## DATASET ROWS

# # #

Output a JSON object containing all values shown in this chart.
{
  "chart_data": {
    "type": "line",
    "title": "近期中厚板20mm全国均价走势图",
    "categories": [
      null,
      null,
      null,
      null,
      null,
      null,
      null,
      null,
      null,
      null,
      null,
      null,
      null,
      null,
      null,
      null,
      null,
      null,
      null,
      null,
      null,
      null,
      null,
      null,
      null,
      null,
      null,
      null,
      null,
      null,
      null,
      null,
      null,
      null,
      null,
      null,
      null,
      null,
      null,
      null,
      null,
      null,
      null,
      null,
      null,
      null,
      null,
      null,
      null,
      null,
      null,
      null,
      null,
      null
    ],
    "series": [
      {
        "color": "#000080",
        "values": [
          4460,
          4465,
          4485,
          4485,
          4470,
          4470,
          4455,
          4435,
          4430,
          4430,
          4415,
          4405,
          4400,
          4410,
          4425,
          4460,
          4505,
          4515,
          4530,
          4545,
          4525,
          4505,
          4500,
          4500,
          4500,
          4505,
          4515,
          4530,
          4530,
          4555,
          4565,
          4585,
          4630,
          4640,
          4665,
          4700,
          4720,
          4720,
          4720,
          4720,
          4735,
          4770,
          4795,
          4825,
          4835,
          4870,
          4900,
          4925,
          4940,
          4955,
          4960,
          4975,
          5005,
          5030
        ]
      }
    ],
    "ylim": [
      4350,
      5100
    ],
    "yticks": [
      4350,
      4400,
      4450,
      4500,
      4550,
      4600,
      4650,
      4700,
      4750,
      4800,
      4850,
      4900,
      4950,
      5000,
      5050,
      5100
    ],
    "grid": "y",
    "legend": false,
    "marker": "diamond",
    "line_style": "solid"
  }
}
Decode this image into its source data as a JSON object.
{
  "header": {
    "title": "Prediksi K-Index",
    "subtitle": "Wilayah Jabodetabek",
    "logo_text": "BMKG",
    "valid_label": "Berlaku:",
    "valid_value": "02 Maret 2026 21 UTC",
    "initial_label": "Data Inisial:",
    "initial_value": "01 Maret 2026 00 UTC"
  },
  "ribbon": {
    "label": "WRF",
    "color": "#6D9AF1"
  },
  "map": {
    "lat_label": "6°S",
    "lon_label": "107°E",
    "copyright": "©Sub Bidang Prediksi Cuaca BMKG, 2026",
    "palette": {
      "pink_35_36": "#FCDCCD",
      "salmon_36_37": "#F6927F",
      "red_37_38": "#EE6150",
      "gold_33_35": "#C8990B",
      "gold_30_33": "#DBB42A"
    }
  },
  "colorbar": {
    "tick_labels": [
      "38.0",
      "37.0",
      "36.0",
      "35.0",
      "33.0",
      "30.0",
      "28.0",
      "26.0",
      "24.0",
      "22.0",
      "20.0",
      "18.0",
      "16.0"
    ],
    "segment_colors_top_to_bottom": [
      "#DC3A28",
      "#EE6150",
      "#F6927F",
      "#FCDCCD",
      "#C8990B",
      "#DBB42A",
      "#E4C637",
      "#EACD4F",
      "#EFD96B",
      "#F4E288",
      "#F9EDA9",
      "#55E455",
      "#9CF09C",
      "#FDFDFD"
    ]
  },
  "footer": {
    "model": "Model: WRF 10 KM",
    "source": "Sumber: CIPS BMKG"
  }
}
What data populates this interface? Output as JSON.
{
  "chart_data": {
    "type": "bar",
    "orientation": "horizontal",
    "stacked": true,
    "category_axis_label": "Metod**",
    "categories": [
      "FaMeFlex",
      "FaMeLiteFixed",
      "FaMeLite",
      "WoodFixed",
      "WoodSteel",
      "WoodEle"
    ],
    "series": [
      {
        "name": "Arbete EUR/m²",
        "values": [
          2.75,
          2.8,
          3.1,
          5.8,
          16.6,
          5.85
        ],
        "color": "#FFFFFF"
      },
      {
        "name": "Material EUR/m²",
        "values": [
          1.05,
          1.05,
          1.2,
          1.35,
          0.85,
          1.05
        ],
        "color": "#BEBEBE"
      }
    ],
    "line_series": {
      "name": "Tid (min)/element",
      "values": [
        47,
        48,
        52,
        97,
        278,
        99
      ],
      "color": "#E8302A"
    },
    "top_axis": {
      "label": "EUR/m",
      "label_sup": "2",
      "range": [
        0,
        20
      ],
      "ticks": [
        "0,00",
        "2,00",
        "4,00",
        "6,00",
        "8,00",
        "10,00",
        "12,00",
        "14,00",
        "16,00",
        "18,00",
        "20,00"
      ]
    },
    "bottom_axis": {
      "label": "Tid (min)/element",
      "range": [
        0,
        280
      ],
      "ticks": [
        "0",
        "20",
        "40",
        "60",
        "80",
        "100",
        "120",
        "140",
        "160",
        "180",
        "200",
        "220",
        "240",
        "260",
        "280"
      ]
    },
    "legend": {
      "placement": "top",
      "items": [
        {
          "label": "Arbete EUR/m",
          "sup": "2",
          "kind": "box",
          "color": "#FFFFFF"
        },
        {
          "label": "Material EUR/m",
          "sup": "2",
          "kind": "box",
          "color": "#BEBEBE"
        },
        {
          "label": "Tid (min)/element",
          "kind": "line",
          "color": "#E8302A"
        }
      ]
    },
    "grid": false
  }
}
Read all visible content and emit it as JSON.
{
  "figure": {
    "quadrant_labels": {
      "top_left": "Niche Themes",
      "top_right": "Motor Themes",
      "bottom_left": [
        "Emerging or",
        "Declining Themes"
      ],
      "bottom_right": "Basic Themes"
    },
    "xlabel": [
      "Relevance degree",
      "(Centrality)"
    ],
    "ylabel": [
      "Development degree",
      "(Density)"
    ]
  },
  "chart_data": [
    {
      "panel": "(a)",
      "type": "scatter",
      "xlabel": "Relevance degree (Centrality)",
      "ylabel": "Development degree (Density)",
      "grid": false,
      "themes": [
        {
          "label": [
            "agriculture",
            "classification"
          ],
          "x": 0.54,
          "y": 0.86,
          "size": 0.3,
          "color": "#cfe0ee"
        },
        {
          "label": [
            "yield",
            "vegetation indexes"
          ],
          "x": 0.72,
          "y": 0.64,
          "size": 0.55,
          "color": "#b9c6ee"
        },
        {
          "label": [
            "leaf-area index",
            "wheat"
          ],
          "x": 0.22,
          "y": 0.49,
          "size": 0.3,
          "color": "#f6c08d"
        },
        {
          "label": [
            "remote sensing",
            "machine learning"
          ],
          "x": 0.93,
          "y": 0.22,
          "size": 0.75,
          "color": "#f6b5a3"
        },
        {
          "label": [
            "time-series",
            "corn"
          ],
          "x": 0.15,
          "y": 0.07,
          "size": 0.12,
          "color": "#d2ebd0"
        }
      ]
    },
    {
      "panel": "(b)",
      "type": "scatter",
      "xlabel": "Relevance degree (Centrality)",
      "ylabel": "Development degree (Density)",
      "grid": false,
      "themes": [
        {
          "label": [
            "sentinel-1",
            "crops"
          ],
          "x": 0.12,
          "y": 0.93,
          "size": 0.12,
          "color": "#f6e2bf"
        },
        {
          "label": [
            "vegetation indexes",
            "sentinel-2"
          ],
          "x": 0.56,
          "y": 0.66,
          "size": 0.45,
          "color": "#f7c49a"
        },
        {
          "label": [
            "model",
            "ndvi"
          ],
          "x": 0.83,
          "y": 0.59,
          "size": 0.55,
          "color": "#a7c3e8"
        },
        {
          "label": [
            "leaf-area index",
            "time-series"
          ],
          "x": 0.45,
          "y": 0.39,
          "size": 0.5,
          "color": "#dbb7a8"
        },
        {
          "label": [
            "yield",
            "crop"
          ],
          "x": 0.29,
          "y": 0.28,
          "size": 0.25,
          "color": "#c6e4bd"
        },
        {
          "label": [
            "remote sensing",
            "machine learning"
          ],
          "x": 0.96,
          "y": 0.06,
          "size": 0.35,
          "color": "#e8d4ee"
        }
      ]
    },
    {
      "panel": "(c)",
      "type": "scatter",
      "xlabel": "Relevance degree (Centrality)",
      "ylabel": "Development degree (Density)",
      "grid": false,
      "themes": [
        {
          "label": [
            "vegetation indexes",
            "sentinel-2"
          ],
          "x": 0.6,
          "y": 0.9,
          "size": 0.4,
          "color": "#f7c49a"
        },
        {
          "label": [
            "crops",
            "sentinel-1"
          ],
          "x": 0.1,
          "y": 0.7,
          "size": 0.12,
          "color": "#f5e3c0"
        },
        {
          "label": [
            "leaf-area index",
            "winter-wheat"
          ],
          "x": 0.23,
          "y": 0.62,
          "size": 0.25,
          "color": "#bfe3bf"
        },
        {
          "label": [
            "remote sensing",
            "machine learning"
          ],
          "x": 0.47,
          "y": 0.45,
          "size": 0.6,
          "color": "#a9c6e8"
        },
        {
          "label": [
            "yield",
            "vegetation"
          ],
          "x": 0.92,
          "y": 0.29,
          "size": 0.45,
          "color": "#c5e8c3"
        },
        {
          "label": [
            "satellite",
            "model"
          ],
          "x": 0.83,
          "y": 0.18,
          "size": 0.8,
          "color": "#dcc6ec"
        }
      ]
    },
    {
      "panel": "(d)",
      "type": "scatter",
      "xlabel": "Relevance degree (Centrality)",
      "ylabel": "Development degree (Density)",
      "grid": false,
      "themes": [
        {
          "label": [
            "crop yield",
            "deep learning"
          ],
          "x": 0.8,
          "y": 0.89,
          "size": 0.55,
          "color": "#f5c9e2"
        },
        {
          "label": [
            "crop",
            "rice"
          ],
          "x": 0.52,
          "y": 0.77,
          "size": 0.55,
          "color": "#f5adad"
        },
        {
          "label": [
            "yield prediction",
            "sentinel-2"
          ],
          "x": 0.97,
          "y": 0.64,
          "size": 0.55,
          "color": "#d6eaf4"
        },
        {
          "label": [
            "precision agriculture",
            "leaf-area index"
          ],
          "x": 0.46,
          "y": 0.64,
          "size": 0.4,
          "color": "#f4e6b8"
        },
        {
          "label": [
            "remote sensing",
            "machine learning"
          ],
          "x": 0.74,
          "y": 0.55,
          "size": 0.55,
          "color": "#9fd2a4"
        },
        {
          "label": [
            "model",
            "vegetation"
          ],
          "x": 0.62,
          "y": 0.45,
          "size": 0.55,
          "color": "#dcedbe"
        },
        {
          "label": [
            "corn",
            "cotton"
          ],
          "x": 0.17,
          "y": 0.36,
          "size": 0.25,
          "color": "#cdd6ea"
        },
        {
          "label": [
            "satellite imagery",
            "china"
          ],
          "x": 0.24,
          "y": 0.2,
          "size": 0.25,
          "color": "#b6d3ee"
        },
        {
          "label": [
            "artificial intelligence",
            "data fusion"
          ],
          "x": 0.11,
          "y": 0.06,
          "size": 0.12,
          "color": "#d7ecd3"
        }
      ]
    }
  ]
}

# # #

## WORK TO COMPLETE
Scan the entries above. Copy each line that has the string "model".

## ANSWER BELOW
    "model": "Model: WRF 10 KM",
            "model",
            "model"
            "model",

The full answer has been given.